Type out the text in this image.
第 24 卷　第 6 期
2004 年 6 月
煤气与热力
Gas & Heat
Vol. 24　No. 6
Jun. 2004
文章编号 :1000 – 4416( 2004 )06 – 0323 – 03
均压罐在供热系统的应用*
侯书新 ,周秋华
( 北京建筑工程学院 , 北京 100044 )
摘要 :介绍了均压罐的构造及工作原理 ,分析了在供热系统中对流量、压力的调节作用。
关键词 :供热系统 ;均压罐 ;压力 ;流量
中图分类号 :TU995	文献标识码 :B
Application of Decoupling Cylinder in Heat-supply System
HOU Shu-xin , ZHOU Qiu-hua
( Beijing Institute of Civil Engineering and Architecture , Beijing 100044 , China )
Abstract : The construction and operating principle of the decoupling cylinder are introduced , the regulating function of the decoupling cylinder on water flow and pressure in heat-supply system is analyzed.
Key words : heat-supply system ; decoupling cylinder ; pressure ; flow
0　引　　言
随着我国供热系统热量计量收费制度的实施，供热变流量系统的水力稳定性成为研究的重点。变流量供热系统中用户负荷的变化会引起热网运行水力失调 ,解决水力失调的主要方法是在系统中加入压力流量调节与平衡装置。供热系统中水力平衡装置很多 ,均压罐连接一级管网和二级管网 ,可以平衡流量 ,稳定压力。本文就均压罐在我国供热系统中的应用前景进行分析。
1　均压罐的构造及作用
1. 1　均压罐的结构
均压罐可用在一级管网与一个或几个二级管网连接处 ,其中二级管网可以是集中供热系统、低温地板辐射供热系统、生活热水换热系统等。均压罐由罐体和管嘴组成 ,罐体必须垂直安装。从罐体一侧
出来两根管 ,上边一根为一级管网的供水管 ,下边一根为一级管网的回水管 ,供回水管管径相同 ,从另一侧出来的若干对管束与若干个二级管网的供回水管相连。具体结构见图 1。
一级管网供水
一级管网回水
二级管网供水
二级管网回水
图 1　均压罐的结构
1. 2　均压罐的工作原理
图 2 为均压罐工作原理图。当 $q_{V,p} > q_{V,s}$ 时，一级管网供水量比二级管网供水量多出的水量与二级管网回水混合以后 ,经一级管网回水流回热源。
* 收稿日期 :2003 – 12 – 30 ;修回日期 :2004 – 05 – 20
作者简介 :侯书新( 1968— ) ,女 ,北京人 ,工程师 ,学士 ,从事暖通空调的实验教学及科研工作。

* * * * * * *

= Work to complete =
Please give back all of the records exactly as written.

= Exercise output =
Type out the text in this image.
第 24 卷　第 6 期
2004 年 6 月
煤气与热力
Gas & Heat
Vol. 24　No. 6
Jun. 2004
文章编号 :1000 – 4416( 2004 )06 – 0323 – 03
均压罐在供热系统的应用*
侯书新 ,周秋华
( 北京建筑工程学院 , 北京 100044 )
摘要 :介绍了均压罐的构造及工作原理 ,分析了在供热系统中对流量、压力的调节作用。
关键词 :供热系统 ;均压罐 ;压力 ;流量
中图分类号 :TU995	文献标识码 :B
Application of Decoupling Cylinder in Heat-supply System
HOU Shu-xin , ZHOU Qiu-hua
( Beijing Institute of Civil Engineering and Architecture , Beijing 100044 , China )
Abstract : The construction and operating principle of the decoupling cylinder are introduced , the regulating function of the decoupling cylinder on water flow and pressure in heat-supply system is analyzed.
Key words : heat-supply system ; decoupling cylinder ; pressure ; flow
0　引　　言
随着我国供热系统热量计量收费制度的实施，供热变流量系统的水力稳定性成为研究的重点。变流量供热系统中用户负荷的变化会引起热网运行水力失调 ,解决水力失调的主要方法是在系统中加入压力流量调节与平衡装置。供热系统中水力平衡装置很多 ,均压罐连接一级管网和二级管网 ,可以平衡流量 ,稳定压力。本文就均压罐在我国供热系统中的应用前景进行分析。
1　均压罐的构造及作用
1. 1　均压罐的结构
均压罐可用在一级管网与一个或几个二级管网连接处 ,其中二级管网可以是集中供热系统、低温地板辐射供热系统、生活热水换热系统等。均压罐由罐体和管嘴组成 ,罐体必须垂直安装。从罐体一侧
出来两根管 ,上边一根为一级管网的供水管 ,下边一根为一级管网的回水管 ,供回水管管径相同 ,从另一侧出来的若干对管束与若干个二级管网的供回水管相连。具体结构见图 1。
一级管网供水
一级管网回水
二级管网供水
二级管网回水
图 1　均压罐的结构
1. 2　均压罐的工作原理
图 2 为均压罐工作原理图。当 $q_{V,p} > q_{V,s}$ 时，一级管网供水量比二级管网供水量多出的水量与二级管网回水混合以后 ,经一级管网回水流回热源。
* 收稿日期 :2003 – 12 – 30 ;修回日期 :2004 – 05 – 20
作者简介 :侯书新( 1968— ) ,女 ,北京人 ,工程师 ,学士 ,从事暖通空调的实验教学及科研工作。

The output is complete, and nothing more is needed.